• [DIRECTION]:
Sift the material for lines containing "this", and return them.

────────────────

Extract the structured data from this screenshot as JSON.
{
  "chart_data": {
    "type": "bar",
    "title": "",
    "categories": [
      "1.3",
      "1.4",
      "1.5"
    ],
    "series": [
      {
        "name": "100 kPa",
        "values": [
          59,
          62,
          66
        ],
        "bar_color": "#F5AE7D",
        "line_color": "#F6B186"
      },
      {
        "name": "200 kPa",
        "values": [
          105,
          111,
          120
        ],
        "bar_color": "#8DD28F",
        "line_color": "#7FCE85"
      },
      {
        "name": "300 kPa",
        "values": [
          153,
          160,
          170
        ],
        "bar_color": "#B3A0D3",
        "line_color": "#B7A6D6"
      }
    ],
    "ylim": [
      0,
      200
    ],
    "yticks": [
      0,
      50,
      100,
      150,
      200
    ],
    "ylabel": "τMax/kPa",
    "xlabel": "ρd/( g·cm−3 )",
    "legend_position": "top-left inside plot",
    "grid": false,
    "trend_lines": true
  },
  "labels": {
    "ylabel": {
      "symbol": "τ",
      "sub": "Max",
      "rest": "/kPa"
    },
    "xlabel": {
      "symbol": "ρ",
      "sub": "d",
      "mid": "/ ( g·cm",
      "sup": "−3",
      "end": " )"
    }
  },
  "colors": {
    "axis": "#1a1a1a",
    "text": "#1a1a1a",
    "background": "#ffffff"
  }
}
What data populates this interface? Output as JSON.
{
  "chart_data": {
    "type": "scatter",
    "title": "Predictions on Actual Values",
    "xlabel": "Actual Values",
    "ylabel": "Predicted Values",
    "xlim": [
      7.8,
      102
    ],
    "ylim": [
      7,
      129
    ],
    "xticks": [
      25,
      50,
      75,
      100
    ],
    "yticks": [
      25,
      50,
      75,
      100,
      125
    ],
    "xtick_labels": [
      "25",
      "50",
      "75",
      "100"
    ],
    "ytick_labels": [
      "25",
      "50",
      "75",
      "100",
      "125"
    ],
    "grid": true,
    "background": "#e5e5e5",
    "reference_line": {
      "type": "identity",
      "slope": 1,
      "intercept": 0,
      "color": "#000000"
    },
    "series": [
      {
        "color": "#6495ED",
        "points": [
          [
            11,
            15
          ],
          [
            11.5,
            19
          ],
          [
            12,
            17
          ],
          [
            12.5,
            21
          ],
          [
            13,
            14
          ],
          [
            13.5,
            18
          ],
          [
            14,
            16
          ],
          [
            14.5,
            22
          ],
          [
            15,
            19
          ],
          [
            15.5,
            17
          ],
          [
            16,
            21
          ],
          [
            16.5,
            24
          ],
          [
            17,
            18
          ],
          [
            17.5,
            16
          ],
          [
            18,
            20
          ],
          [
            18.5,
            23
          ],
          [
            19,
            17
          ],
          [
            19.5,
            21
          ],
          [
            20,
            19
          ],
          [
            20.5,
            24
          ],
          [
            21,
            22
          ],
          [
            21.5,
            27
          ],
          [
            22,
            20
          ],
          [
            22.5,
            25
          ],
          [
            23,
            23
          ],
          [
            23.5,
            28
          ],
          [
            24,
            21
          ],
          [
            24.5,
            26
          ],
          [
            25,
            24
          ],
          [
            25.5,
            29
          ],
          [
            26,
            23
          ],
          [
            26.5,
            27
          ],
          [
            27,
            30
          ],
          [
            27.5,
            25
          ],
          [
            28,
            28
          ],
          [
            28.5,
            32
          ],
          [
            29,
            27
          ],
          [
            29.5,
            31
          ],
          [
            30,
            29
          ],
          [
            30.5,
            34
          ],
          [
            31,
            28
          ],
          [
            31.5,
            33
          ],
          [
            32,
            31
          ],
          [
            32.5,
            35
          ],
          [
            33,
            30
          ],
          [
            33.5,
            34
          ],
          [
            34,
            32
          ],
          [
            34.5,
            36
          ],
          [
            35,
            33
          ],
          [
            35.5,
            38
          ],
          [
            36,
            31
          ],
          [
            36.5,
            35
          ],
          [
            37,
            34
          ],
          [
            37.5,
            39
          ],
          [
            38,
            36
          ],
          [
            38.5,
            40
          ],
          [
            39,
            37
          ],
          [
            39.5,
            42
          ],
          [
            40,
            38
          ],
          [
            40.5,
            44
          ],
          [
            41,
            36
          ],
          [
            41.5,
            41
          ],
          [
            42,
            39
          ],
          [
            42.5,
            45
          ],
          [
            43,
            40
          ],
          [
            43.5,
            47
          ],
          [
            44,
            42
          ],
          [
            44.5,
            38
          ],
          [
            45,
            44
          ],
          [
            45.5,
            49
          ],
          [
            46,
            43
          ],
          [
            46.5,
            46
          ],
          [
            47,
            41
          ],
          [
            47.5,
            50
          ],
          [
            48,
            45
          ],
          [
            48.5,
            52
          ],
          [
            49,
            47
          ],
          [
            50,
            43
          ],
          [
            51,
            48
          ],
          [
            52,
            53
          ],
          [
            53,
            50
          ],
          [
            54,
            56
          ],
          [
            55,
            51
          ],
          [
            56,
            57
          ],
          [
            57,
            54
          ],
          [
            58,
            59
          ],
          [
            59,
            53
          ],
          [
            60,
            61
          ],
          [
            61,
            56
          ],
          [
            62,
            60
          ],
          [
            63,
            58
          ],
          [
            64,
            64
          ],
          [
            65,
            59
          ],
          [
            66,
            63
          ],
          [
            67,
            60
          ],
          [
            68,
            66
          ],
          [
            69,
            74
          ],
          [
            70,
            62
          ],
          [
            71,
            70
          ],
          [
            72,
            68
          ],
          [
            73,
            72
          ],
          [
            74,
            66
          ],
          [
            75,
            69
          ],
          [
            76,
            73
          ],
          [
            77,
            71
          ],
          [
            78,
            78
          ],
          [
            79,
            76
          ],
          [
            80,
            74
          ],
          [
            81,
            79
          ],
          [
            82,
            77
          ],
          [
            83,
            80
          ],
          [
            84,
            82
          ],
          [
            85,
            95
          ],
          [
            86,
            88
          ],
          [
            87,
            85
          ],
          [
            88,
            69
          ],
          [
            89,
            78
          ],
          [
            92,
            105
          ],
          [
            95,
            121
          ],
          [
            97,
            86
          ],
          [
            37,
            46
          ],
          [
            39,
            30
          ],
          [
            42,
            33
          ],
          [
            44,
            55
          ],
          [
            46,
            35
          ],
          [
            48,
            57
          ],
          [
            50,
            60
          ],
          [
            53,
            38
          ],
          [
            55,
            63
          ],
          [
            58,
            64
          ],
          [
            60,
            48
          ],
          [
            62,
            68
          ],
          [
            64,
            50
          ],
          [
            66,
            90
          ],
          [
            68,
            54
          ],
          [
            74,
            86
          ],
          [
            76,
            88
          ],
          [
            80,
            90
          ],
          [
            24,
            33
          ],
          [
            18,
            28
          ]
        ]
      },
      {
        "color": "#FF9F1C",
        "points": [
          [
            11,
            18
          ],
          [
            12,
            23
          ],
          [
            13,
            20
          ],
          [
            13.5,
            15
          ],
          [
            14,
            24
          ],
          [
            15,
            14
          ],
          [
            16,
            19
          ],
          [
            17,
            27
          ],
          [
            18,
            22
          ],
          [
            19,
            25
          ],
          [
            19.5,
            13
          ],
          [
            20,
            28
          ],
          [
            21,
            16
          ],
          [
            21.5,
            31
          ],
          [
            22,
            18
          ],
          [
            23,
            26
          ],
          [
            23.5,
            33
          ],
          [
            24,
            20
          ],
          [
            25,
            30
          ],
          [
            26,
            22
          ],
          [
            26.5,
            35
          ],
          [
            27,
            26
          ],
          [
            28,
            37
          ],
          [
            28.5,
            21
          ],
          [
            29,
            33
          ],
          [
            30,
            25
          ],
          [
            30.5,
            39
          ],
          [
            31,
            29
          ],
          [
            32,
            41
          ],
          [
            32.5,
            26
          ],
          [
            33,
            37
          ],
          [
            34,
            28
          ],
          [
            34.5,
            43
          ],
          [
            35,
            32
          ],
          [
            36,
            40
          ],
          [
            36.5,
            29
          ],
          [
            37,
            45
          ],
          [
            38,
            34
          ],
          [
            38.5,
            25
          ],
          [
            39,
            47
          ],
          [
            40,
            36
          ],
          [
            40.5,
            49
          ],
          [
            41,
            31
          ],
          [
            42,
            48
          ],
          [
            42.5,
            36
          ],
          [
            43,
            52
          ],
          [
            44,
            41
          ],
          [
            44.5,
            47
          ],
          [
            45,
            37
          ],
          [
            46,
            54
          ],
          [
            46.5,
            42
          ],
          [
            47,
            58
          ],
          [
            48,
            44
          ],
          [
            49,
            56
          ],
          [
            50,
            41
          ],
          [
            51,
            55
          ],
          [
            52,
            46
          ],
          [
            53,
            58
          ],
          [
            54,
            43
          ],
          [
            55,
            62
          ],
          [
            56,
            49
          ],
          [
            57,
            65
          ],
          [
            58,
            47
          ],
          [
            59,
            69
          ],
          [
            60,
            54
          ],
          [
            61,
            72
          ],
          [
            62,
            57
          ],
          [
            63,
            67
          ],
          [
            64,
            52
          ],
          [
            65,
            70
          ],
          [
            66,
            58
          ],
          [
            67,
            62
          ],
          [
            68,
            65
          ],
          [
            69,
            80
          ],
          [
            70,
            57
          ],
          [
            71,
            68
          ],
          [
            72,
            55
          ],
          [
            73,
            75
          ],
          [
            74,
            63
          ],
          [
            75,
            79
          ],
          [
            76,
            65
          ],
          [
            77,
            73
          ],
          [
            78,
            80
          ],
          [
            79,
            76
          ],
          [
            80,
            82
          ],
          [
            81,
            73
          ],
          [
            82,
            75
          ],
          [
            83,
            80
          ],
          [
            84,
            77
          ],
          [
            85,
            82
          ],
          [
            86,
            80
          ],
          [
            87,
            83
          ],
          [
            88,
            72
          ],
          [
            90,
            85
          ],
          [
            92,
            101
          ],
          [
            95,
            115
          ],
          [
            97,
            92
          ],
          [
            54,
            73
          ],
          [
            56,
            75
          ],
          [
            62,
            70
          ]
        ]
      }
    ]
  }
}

────────────────

• [PROBLEM SOLUTION]:
Extract the structured data from this screenshot as JSON.
What data populates this interface? Output as JSON.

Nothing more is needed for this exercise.